— Start of Input for this task —

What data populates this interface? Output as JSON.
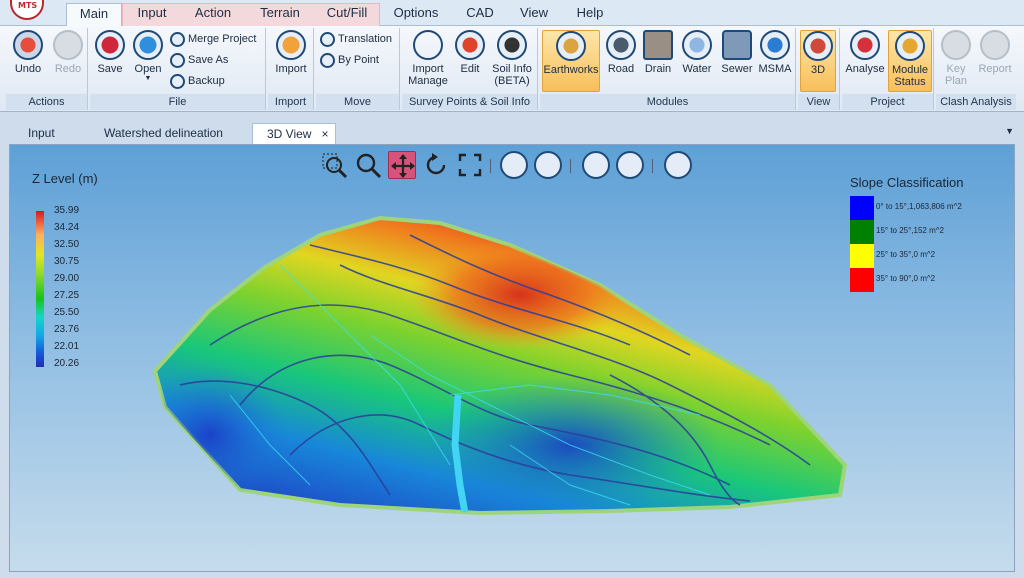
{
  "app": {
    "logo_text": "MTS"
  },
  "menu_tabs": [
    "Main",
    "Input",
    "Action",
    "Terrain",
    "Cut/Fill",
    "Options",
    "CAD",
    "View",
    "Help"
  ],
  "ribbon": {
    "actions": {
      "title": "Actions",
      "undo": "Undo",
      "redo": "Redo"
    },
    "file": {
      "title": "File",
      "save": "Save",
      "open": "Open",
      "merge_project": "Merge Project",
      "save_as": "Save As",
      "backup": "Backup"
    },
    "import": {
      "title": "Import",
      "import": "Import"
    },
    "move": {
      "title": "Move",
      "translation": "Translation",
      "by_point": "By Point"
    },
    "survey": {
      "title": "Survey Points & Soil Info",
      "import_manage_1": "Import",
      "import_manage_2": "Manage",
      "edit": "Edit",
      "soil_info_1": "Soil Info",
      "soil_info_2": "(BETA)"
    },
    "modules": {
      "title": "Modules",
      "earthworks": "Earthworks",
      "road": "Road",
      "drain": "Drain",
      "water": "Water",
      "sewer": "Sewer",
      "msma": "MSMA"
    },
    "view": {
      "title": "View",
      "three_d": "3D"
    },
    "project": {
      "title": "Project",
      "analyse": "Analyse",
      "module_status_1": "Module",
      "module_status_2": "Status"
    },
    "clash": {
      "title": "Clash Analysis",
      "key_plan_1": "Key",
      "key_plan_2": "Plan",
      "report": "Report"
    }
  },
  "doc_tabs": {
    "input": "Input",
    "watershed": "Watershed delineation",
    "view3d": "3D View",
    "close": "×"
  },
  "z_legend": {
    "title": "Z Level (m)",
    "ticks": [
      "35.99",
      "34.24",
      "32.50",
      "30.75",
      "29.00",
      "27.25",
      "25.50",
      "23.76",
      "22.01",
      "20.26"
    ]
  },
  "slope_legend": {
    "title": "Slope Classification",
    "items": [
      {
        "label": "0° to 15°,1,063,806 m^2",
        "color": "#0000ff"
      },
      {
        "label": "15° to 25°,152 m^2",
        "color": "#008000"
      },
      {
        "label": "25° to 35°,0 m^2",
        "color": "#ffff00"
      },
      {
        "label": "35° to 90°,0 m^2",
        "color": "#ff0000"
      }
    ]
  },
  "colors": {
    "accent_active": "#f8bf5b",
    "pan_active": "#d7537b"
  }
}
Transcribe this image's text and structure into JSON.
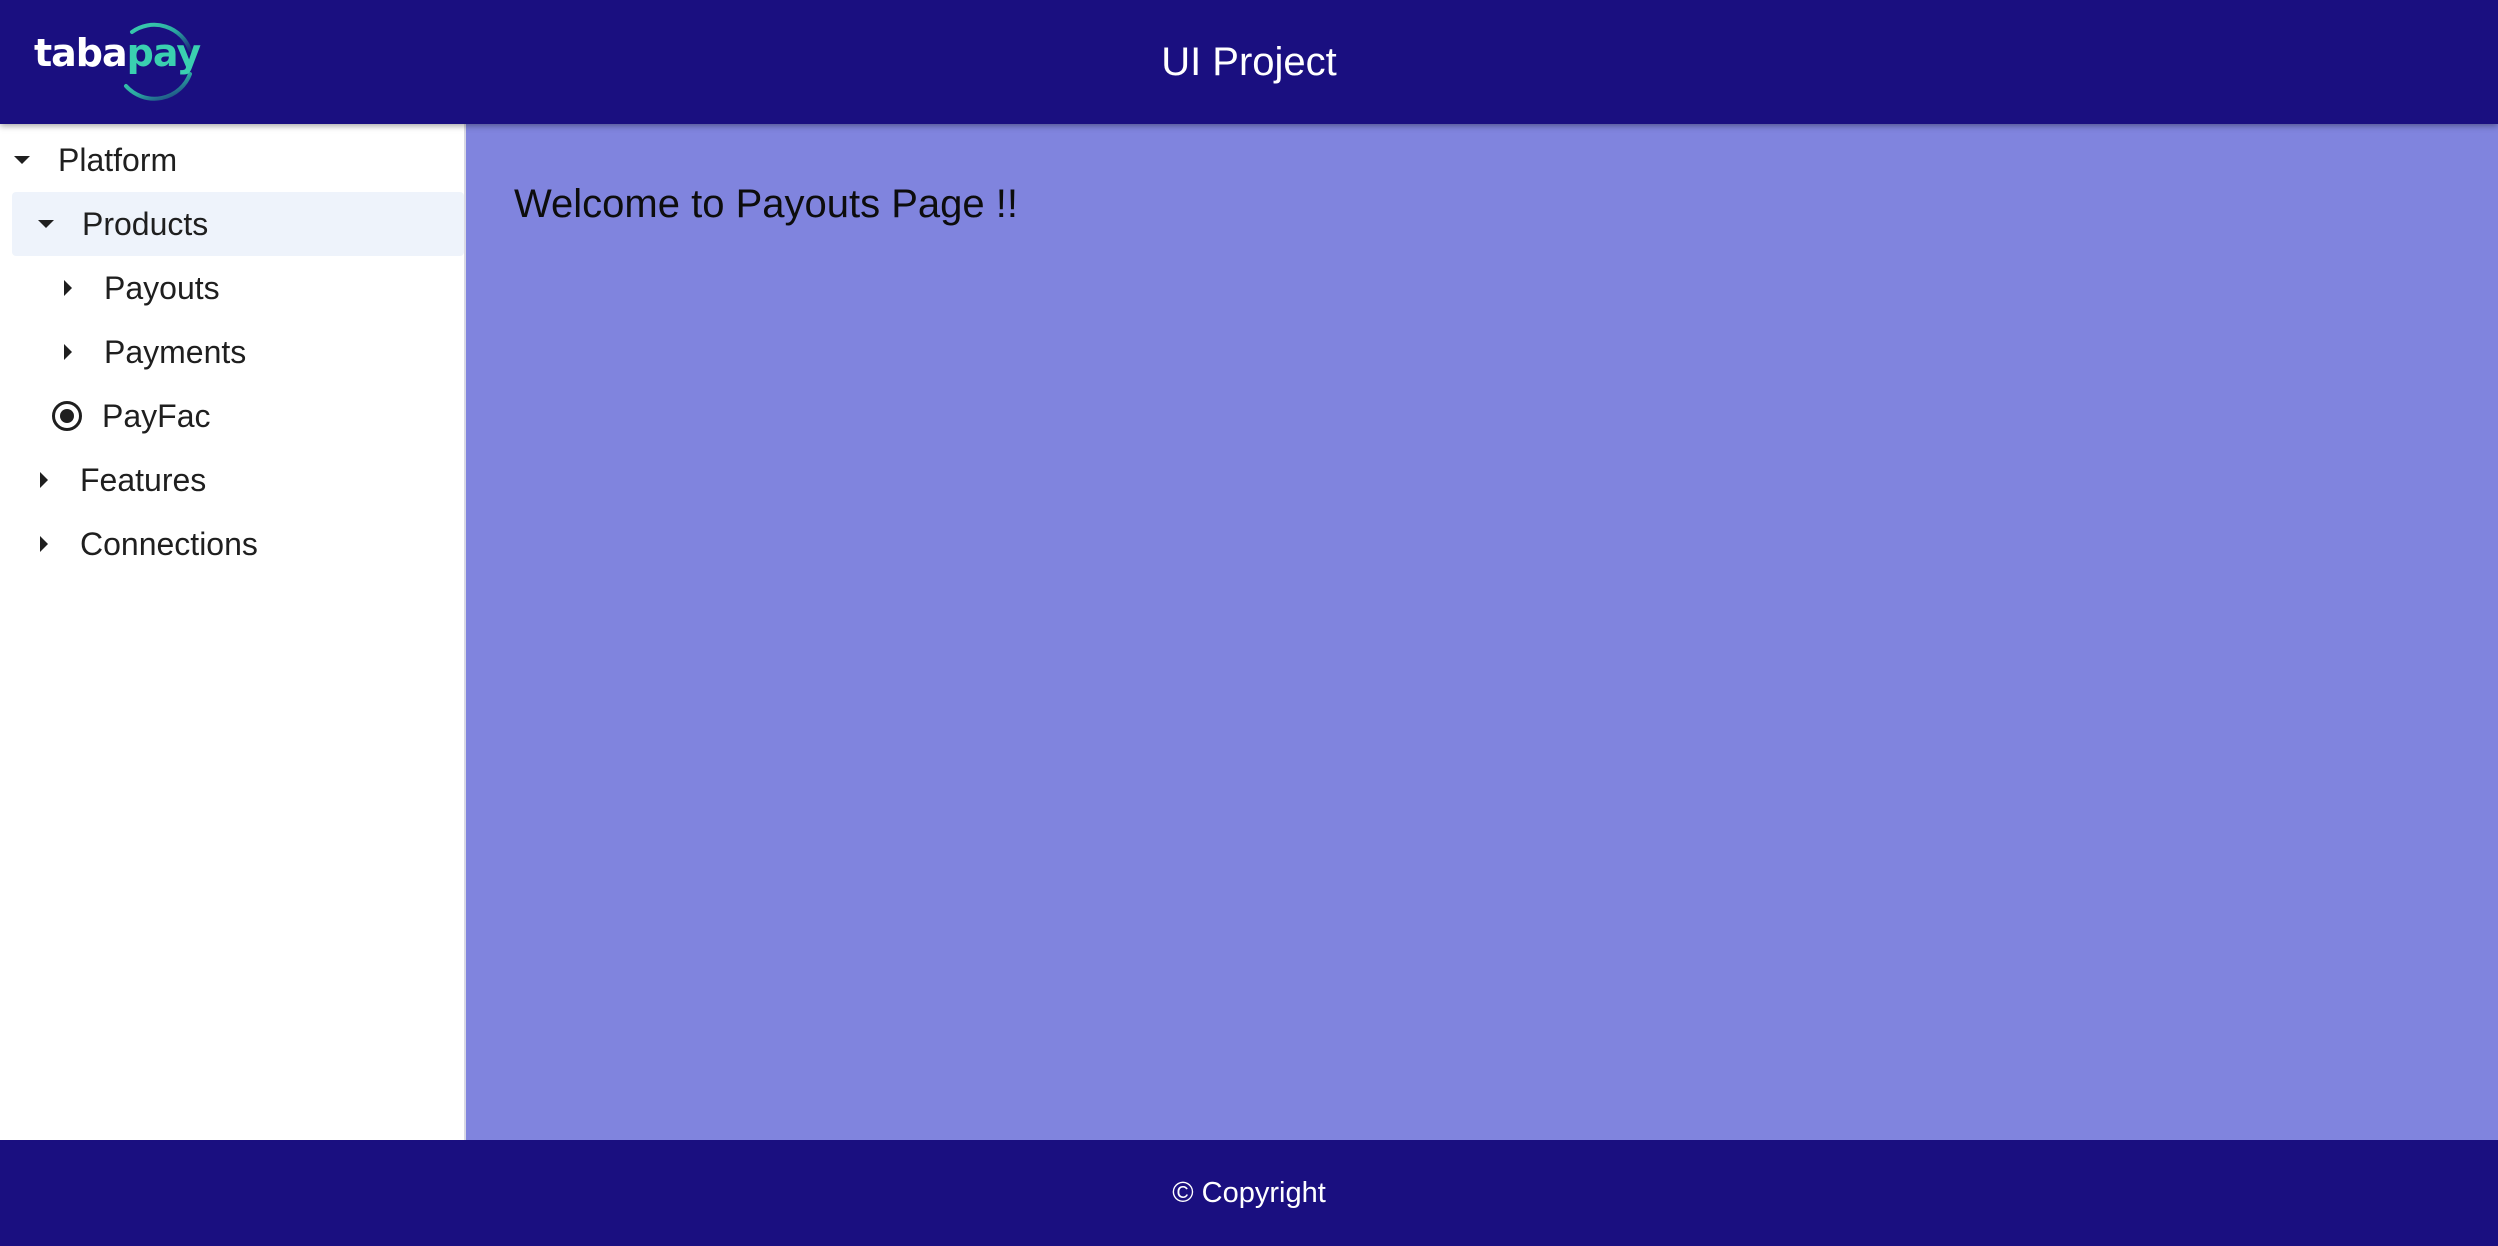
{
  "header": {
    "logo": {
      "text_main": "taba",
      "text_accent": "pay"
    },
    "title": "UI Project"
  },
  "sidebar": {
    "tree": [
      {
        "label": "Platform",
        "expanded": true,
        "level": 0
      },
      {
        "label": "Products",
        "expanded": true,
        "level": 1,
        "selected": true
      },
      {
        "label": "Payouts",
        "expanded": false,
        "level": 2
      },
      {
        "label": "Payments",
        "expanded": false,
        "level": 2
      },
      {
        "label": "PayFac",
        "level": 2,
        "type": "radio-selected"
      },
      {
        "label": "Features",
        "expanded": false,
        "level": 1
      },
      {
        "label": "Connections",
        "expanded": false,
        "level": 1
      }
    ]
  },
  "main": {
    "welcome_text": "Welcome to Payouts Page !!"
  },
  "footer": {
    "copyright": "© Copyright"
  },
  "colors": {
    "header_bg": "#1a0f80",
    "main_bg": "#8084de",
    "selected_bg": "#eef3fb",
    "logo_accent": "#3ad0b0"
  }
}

— End of Input for this task —

What is required: The entries above should be reproduced exactly, without their pictures.

Response for this exercise:
What data populates this interface? Output as JSON.
{
  "app": {
    "logo_text": "MTS"
  },
  "menu_tabs": [
    "Main",
    "Input",
    "Action",
    "Terrain",
    "Cut/Fill",
    "Options",
    "CAD",
    "View",
    "Help"
  ],
  "ribbon": {
    "actions": {
      "title": "Actions",
      "undo": "Undo",
      "redo": "Redo"
    },
    "file": {
      "title": "File",
      "save": "Save",
      "open": "Open",
      "merge_project": "Merge Project",
      "save_as": "Save As",
      "backup": "Backup"
    },
    "import": {
      "title": "Import",
      "import": "Import"
    },
    "move": {
      "title": "Move",
      "translation": "Translation",
      "by_point": "By Point"
    },
    "survey": {
      "title": "Survey Points & Soil Info",
      "import_manage_1": "Import",
      "import_manage_2": "Manage",
      "edit": "Edit",
      "soil_info_1": "Soil Info",
      "soil_info_2": "(BETA)"
    },
    "modules": {
      "title": "Modules",
      "earthworks": "Earthworks",
      "road": "Road",
      "drain": "Drain",
      "water": "Water",
      "sewer": "Sewer",
      "msma": "MSMA"
    },
    "view": {
      "title": "View",
      "three_d": "3D"
    },
    "project": {
      "title": "Project",
      "analyse": "Analyse",
      "module_status_1": "Module",
      "module_status_2": "Status"
    },
    "clash": {
      "title": "Clash Analysis",
      "key_plan_1": "Key",
      "key_plan_2": "Plan",
      "report": "Report"
    }
  },
  "doc_tabs": {
    "input": "Input",
    "watershed": "Watershed delineation",
    "view3d": "3D View",
    "close": "×"
  },
  "z_legend": {
    "title": "Z Level (m)",
    "ticks": [
      "35.99",
      "34.24",
      "32.50",
      "30.75",
      "29.00",
      "27.25",
      "25.50",
      "23.76",
      "22.01",
      "20.26"
    ]
  },
  "slope_legend": {
    "title": "Slope Classification",
    "items": [
      {
        "label": "0° to 15°,1,063,806 m^2",
        "color": "#0000ff"
      },
      {
        "label": "15° to 25°,152 m^2",
        "color": "#008000"
      },
      {
        "label": "25° to 35°,0 m^2",
        "color": "#ffff00"
      },
      {
        "label": "35° to 90°,0 m^2",
        "color": "#ff0000"
      }
    ]
  },
  "colors": {
    "accent_active": "#f8bf5b",
    "pan_active": "#d7537b"
  }
}
Transcribe this image's text and structure into JSON.
{
  "header": {
    "logo": {
      "text_main": "taba",
      "text_accent": "pay"
    },
    "title": "UI Project"
  },
  "sidebar": {
    "tree": [
      {
        "label": "Platform",
        "expanded": true,
        "level": 0
      },
      {
        "label": "Products",
        "expanded": true,
        "level": 1,
        "selected": true
      },
      {
        "label": "Payouts",
        "expanded": false,
        "level": 2
      },
      {
        "label": "Payments",
        "expanded": false,
        "level": 2
      },
      {
        "label": "PayFac",
        "level": 2,
        "type": "radio-selected"
      },
      {
        "label": "Features",
        "expanded": false,
        "level": 1
      },
      {
        "label": "Connections",
        "expanded": false,
        "level": 1
      }
    ]
  },
  "main": {
    "welcome_text": "Welcome to Payouts Page !!"
  },
  "footer": {
    "copyright": "© Copyright"
  },
  "colors": {
    "header_bg": "#1a0f80",
    "main_bg": "#8084de",
    "selected_bg": "#eef3fb",
    "logo_accent": "#3ad0b0"
  }
}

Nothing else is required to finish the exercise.